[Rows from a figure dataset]
══════════
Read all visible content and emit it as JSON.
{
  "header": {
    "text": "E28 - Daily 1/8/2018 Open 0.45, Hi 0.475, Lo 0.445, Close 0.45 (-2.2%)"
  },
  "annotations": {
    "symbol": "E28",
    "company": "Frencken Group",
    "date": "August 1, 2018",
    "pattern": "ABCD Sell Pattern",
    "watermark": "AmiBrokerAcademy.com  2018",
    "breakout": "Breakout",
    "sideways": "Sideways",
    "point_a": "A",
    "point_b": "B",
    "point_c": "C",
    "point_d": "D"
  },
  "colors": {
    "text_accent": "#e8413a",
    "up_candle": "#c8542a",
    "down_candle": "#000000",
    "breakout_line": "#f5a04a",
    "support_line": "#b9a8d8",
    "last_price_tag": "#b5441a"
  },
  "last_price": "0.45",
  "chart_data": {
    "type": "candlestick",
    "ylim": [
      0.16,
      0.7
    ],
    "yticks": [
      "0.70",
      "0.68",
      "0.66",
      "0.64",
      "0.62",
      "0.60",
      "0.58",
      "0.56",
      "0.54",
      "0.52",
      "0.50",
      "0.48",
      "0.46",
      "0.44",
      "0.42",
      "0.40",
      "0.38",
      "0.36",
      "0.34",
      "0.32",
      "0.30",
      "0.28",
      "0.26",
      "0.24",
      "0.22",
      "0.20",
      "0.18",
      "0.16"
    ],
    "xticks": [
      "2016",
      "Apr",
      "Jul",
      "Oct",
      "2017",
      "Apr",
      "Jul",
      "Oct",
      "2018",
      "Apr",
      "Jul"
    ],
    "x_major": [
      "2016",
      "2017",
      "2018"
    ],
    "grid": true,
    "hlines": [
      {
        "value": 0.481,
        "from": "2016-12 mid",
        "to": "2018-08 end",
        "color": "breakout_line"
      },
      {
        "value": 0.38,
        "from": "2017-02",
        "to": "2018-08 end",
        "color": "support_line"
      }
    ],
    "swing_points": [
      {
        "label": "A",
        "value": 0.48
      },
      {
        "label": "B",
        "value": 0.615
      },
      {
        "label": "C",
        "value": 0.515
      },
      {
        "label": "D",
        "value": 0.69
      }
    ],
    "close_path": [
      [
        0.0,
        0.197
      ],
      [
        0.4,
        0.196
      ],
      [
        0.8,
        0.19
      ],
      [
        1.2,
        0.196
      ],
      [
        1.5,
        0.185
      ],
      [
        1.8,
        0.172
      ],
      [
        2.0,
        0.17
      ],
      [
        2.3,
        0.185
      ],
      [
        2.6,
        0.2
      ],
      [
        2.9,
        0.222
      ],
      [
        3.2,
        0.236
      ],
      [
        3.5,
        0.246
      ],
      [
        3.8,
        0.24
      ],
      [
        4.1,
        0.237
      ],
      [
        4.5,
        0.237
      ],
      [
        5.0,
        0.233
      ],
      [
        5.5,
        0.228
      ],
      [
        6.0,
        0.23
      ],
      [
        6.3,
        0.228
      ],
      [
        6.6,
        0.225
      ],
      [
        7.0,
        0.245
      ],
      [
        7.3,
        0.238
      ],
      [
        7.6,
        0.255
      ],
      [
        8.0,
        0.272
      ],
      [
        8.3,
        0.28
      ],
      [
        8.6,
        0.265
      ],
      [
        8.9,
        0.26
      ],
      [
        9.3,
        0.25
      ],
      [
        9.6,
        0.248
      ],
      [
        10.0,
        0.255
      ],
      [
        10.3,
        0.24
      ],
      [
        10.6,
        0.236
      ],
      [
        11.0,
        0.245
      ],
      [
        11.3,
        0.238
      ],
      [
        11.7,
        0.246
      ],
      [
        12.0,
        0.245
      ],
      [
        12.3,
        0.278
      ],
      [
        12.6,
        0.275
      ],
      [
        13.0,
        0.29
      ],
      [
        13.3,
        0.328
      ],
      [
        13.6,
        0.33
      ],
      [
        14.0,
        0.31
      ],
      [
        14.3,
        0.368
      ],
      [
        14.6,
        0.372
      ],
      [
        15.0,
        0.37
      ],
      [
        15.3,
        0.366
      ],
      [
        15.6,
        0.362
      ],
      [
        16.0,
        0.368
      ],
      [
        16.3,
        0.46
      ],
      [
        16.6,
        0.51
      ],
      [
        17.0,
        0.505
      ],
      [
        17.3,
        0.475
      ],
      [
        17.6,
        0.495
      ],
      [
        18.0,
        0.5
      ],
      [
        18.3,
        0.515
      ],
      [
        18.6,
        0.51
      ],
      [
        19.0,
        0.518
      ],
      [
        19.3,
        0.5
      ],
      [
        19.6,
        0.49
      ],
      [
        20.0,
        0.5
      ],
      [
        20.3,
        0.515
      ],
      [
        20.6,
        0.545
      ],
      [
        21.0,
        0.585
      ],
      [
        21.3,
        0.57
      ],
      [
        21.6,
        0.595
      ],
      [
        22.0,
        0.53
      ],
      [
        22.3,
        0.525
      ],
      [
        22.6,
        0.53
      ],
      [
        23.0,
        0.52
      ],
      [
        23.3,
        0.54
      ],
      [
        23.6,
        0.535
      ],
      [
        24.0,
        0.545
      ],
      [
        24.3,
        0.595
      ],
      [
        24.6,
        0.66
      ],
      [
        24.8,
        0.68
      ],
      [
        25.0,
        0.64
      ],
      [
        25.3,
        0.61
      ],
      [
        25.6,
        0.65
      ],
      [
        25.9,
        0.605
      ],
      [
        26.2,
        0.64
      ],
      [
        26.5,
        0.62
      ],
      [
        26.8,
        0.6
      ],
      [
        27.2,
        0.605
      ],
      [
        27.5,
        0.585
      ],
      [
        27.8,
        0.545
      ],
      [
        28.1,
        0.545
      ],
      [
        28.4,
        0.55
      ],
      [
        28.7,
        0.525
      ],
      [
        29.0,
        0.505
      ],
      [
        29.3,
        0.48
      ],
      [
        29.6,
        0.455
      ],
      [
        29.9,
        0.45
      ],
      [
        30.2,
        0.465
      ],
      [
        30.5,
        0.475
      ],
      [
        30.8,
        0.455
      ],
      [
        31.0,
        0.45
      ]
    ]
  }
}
══════════
> **Instructions for the task**:
Scan the data above and copy every line with "value" in it.

> **Answer to the problem**:
        "value": 0.481,
        "value": 0.38,
        "value": 0.48
        "value": 0.615
        "value": 0.515
        "value": 0.69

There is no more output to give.